§ **Provided records**:
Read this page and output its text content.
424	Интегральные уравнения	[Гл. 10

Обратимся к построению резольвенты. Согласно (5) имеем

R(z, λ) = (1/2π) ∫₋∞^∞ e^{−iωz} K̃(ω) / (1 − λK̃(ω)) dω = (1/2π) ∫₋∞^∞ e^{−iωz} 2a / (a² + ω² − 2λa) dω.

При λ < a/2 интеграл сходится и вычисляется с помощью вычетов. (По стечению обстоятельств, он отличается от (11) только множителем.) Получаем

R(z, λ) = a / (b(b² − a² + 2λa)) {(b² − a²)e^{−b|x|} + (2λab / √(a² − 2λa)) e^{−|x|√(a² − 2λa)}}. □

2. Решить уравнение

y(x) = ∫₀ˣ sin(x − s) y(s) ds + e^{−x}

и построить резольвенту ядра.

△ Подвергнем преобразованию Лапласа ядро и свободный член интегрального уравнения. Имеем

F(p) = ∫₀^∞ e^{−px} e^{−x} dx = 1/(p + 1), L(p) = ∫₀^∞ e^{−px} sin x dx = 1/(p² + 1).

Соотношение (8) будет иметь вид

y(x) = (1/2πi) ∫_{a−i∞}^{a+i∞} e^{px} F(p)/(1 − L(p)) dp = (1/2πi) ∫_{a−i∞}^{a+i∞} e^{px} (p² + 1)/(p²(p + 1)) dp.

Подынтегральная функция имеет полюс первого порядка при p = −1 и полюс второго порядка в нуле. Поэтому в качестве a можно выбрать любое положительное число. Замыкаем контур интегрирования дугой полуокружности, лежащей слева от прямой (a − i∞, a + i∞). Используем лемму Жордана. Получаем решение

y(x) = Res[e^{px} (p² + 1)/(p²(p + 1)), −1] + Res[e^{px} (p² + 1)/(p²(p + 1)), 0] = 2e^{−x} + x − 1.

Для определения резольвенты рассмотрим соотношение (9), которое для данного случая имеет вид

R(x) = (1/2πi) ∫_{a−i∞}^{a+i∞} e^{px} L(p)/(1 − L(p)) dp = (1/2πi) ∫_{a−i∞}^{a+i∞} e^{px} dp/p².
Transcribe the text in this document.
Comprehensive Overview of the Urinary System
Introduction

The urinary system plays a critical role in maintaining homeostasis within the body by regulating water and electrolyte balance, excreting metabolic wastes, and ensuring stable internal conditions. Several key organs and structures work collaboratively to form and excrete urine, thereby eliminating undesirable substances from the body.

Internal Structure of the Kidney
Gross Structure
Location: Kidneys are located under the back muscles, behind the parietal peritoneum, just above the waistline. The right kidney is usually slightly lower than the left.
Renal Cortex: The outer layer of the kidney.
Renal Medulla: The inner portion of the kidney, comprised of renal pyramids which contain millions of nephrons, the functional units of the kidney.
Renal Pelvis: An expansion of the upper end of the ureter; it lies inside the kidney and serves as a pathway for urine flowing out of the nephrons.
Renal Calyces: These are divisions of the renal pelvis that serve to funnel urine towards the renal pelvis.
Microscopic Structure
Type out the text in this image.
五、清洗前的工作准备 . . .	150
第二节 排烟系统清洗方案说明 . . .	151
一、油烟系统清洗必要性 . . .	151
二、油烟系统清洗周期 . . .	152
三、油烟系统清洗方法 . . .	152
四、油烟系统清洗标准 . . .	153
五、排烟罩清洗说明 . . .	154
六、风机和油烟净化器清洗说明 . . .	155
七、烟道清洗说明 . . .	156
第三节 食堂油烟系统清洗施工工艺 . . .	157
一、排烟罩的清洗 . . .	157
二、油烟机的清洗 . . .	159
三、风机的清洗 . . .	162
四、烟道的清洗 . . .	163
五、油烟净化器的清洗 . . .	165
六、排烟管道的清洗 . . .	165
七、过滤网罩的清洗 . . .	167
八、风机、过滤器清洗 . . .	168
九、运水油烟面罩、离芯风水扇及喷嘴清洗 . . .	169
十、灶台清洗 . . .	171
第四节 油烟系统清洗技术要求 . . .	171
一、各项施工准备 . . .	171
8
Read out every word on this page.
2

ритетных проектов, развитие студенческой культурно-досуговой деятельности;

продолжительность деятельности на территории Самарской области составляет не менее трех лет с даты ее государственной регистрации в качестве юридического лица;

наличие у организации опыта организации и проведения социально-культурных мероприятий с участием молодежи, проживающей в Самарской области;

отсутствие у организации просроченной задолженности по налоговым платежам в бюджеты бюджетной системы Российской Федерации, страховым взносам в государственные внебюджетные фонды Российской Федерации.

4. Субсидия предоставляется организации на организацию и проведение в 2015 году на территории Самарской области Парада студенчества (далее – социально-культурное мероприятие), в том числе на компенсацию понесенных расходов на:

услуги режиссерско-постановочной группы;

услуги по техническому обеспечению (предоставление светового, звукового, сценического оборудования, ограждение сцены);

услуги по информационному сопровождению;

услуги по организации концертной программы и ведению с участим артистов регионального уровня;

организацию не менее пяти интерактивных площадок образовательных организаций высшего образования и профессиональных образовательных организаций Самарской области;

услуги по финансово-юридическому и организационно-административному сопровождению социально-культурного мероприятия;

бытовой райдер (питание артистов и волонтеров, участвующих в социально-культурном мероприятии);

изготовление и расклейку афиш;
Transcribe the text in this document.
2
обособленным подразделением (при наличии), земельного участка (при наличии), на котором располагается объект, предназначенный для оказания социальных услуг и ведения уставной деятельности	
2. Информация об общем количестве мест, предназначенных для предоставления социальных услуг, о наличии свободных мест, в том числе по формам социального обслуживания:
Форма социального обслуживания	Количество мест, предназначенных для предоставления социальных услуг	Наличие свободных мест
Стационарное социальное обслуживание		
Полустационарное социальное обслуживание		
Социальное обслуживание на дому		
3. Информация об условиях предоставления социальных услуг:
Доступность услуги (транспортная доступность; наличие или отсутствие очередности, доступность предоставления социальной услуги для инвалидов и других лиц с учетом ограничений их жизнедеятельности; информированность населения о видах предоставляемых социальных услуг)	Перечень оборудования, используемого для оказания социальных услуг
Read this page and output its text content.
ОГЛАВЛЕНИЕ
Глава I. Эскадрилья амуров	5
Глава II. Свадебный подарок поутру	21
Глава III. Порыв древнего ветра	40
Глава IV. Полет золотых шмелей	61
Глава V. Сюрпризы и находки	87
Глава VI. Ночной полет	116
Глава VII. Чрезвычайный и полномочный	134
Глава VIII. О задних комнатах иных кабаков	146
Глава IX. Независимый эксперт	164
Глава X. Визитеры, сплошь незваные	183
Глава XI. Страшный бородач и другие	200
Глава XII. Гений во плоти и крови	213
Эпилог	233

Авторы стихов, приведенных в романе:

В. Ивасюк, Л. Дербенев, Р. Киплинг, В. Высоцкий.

§ **Stated goal**: Extract the complete listing above, reproducing each line exactly.

§ **Exercise answer**:
Read this page and output its text content.
424	Интегральные уравнения	[Гл. 10

Обратимся к построению резольвенты. Согласно (5) имеем

R(z, λ) = (1/2π) ∫₋∞^∞ e^{−iωz} K̃(ω) / (1 − λK̃(ω)) dω = (1/2π) ∫₋∞^∞ e^{−iωz} 2a / (a² + ω² − 2λa) dω.

При λ < a/2 интеграл сходится и вычисляется с помощью вычетов. (По стечению обстоятельств, он отличается от (11) только множителем.) Получаем

R(z, λ) = a / (b(b² − a² + 2λa)) {(b² − a²)e^{−b|x|} + (2λab / √(a² − 2λa)) e^{−|x|√(a² − 2λa)}}. □

2. Решить уравнение

y(x) = ∫₀ˣ sin(x − s) y(s) ds + e^{−x}

и построить резольвенту ядра.

△ Подвергнем преобразованию Лапласа ядро и свободный член интегрального уравнения. Имеем

F(p) = ∫₀^∞ e^{−px} e^{−x} dx = 1/(p + 1), L(p) = ∫₀^∞ e^{−px} sin x dx = 1/(p² + 1).

Соотношение (8) будет иметь вид

y(x) = (1/2πi) ∫_{a−i∞}^{a+i∞} e^{px} F(p)/(1 − L(p)) dp = (1/2πi) ∫_{a−i∞}^{a+i∞} e^{px} (p² + 1)/(p²(p + 1)) dp.

Подынтегральная функция имеет полюс первого порядка при p = −1 и полюс второго порядка в нуле. Поэтому в качестве a можно выбрать любое положительное число. Замыкаем контур интегрирования дугой полуокружности, лежащей слева от прямой (a − i∞, a + i∞). Используем лемму Жордана. Получаем решение

y(x) = Res[e^{px} (p² + 1)/(p²(p + 1)), −1] + Res[e^{px} (p² + 1)/(p²(p + 1)), 0] = 2e^{−x} + x − 1.

Для определения резольвенты рассмотрим соотношение (9), которое для данного случая имеет вид

R(x) = (1/2πi) ∫_{a−i∞}^{a+i∞} e^{px} L(p)/(1 − L(p)) dp = (1/2πi) ∫_{a−i∞}^{a+i∞} e^{px} dp/p².
Transcribe the text in this document.
Comprehensive Overview of the Urinary System
Introduction

The urinary system plays a critical role in maintaining homeostasis within the body by regulating water and electrolyte balance, excreting metabolic wastes, and ensuring stable internal conditions. Several key organs and structures work collaboratively to form and excrete urine, thereby eliminating undesirable substances from the body.

Internal Structure of the Kidney
Gross Structure
Location: Kidneys are located under the back muscles, behind the parietal peritoneum, just above the waistline. The right kidney is usually slightly lower than the left.
Renal Cortex: The outer layer of the kidney.
Renal Medulla: The inner portion of the kidney, comprised of renal pyramids which contain millions of nephrons, the functional units of the kidney.
Renal Pelvis: An expansion of the upper end of the ureter; it lies inside the kidney and serves as a pathway for urine flowing out of the nephrons.
Renal Calyces: These are divisions of the renal pelvis that serve to funnel urine towards the renal pelvis.
Microscopic Structure
Type out the text in this image.
五、清洗前的工作准备 . . .	150
第二节 排烟系统清洗方案说明 . . .	151
一、油烟系统清洗必要性 . . .	151
二、油烟系统清洗周期 . . .	152
三、油烟系统清洗方法 . . .	152
四、油烟系统清洗标准 . . .	153
五、排烟罩清洗说明 . . .	154
六、风机和油烟净化器清洗说明 . . .	155
七、烟道清洗说明 . . .	156
第三节 食堂油烟系统清洗施工工艺 . . .	157
一、排烟罩的清洗 . . .	157
二、油烟机的清洗 . . .	159
三、风机的清洗 . . .	162
四、烟道的清洗 . . .	163
五、油烟净化器的清洗 . . .	165
六、排烟管道的清洗 . . .	165
七、过滤网罩的清洗 . . .	167
八、风机、过滤器清洗 . . .	168
九、运水油烟面罩、离芯风水扇及喷嘴清洗 . . .	169
十、灶台清洗 . . .	171
第四节 油烟系统清洗技术要求 . . .	171
一、各项施工准备 . . .	171
8
Read out every word on this page.
2

ритетных проектов, развитие студенческой культурно-досуговой деятельности;

продолжительность деятельности на территории Самарской области составляет не менее трех лет с даты ее государственной регистрации в качестве юридического лица;

наличие у организации опыта организации и проведения социально-культурных мероприятий с участием молодежи, проживающей в Самарской области;

отсутствие у организации просроченной задолженности по налоговым платежам в бюджеты бюджетной системы Российской Федерации, страховым взносам в государственные внебюджетные фонды Российской Федерации.

4. Субсидия предоставляется организации на организацию и проведение в 2015 году на территории Самарской области Парада студенчества (далее – социально-культурное мероприятие), в том числе на компенсацию понесенных расходов на:

услуги режиссерско-постановочной группы;

услуги по техническому обеспечению (предоставление светового, звукового, сценического оборудования, ограждение сцены);

услуги по информационному сопровождению;

услуги по организации концертной программы и ведению с участим артистов регионального уровня;

организацию не менее пяти интерактивных площадок образовательных организаций высшего образования и профессиональных образовательных организаций Самарской области;

услуги по финансово-юридическому и организационно-административному сопровождению социально-культурного мероприятия;

бытовой райдер (питание артистов и волонтеров, участвующих в социально-культурном мероприятии);

изготовление и расклейку афиш;
Transcribe the text in this document.
2
обособленным подразделением (при наличии), земельного участка (при наличии), на котором располагается объект, предназначенный для оказания социальных услуг и ведения уставной деятельности	
2. Информация об общем количестве мест, предназначенных для предоставления социальных услуг, о наличии свободных мест, в том числе по формам социального обслуживания:
Форма социального обслуживания	Количество мест, предназначенных для предоставления социальных услуг	Наличие свободных мест
Стационарное социальное обслуживание		
Полустационарное социальное обслуживание		
Социальное обслуживание на дому		
3. Информация об условиях предоставления социальных услуг:
Доступность услуги (транспортная доступность; наличие или отсутствие очередности, доступность предоставления социальной услуги для инвалидов и других лиц с учетом ограничений их жизнедеятельности; информированность населения о видах предоставляемых социальных услуг)	Перечень оборудования, используемого для оказания социальных услуг
Read this page and output its text content.
ОГЛАВЛЕНИЕ
Глава I. Эскадрилья амуров	5
Глава II. Свадебный подарок поутру	21
Глава III. Порыв древнего ветра	40
Глава IV. Полет золотых шмелей	61
Глава V. Сюрпризы и находки	87
Глава VI. Ночной полет	116
Глава VII. Чрезвычайный и полномочный	134
Глава VIII. О задних комнатах иных кабаков	146
Глава IX. Независимый эксперт	164
Глава X. Визитеры, сплошь незваные	183
Глава XI. Страшный бородач и другие	200
Глава XII. Гений во плоти и крови	213
Эпилог	233

Авторы стихов, приведенных в романе:

В. Ивасюк, Л. Дербенев, Р. Киплинг, В. Высоцкий.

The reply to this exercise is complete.